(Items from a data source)
[BEGIN]
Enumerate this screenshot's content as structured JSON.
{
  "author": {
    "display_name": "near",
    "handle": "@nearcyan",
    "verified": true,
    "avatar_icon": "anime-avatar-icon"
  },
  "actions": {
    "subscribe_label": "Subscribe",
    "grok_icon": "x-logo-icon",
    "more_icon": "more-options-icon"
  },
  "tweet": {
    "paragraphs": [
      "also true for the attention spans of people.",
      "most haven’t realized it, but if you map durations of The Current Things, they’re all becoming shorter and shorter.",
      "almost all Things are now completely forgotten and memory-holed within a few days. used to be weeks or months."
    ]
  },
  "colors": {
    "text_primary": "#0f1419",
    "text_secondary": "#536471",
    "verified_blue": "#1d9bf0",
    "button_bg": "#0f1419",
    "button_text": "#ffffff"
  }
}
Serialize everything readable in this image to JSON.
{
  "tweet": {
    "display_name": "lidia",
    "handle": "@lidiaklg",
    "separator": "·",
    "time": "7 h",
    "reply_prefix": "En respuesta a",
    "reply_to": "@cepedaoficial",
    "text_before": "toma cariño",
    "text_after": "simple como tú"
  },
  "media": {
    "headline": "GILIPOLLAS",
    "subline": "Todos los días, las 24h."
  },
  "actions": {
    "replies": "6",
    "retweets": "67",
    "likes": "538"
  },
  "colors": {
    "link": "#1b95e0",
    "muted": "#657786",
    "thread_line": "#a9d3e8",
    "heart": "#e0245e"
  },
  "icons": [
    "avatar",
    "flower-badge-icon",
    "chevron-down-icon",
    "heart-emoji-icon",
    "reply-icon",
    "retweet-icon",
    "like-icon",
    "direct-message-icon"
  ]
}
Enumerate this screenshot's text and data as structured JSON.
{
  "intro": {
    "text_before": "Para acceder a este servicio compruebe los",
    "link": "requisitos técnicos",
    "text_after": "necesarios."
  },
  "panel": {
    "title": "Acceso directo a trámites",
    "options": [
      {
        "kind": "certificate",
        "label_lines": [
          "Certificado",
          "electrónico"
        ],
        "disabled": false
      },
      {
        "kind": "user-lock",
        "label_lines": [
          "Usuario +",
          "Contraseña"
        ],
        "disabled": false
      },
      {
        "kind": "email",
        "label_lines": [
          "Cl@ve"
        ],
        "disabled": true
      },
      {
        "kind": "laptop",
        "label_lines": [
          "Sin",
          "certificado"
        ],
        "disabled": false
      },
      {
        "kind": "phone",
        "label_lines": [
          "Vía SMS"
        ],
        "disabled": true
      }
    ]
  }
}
[END]
◆ EXERCISE GOAL ◆
Print all the data exactly.

◆ THE RESPONSE ◆
Enumerate this screenshot's content as structured JSON.
{
  "author": {
    "display_name": "near",
    "handle": "@nearcyan",
    "verified": true,
    "avatar_icon": "anime-avatar-icon"
  },
  "actions": {
    "subscribe_label": "Subscribe",
    "grok_icon": "x-logo-icon",
    "more_icon": "more-options-icon"
  },
  "tweet": {
    "paragraphs": [
      "also true for the attention spans of people.",
      "most haven’t realized it, but if you map durations of The Current Things, they’re all becoming shorter and shorter.",
      "almost all Things are now completely forgotten and memory-holed within a few days. used to be weeks or months."
    ]
  },
  "colors": {
    "text_primary": "#0f1419",
    "text_secondary": "#536471",
    "verified_blue": "#1d9bf0",
    "button_bg": "#0f1419",
    "button_text": "#ffffff"
  }
}
Serialize everything readable in this image to JSON.
{
  "tweet": {
    "display_name": "lidia",
    "handle": "@lidiaklg",
    "separator": "·",
    "time": "7 h",
    "reply_prefix": "En respuesta a",
    "reply_to": "@cepedaoficial",
    "text_before": "toma cariño",
    "text_after": "simple como tú"
  },
  "media": {
    "headline": "GILIPOLLAS",
    "subline": "Todos los días, las 24h."
  },
  "actions": {
    "replies": "6",
    "retweets": "67",
    "likes": "538"
  },
  "colors": {
    "link": "#1b95e0",
    "muted": "#657786",
    "thread_line": "#a9d3e8",
    "heart": "#e0245e"
  },
  "icons": [
    "avatar",
    "flower-badge-icon",
    "chevron-down-icon",
    "heart-emoji-icon",
    "reply-icon",
    "retweet-icon",
    "like-icon",
    "direct-message-icon"
  ]
}
Enumerate this screenshot's text and data as structured JSON.
{
  "intro": {
    "text_before": "Para acceder a este servicio compruebe los",
    "link": "requisitos técnicos",
    "text_after": "necesarios."
  },
  "panel": {
    "title": "Acceso directo a trámites",
    "options": [
      {
        "kind": "certificate",
        "label_lines": [
          "Certificado",
          "electrónico"
        ],
        "disabled": false
      },
      {
        "kind": "user-lock",
        "label_lines": [
          "Usuario +",
          "Contraseña"
        ],
        "disabled": false
      },
      {
        "kind": "email",
        "label_lines": [
          "Cl@ve"
        ],
        "disabled": true
      },
      {
        "kind": "laptop",
        "label_lines": [
          "Sin",
          "certificado"
        ],
        "disabled": false
      },
      {
        "kind": "phone",
        "label_lines": [
          "Vía SMS"
        ],
        "disabled": true
      }
    ]
  }
}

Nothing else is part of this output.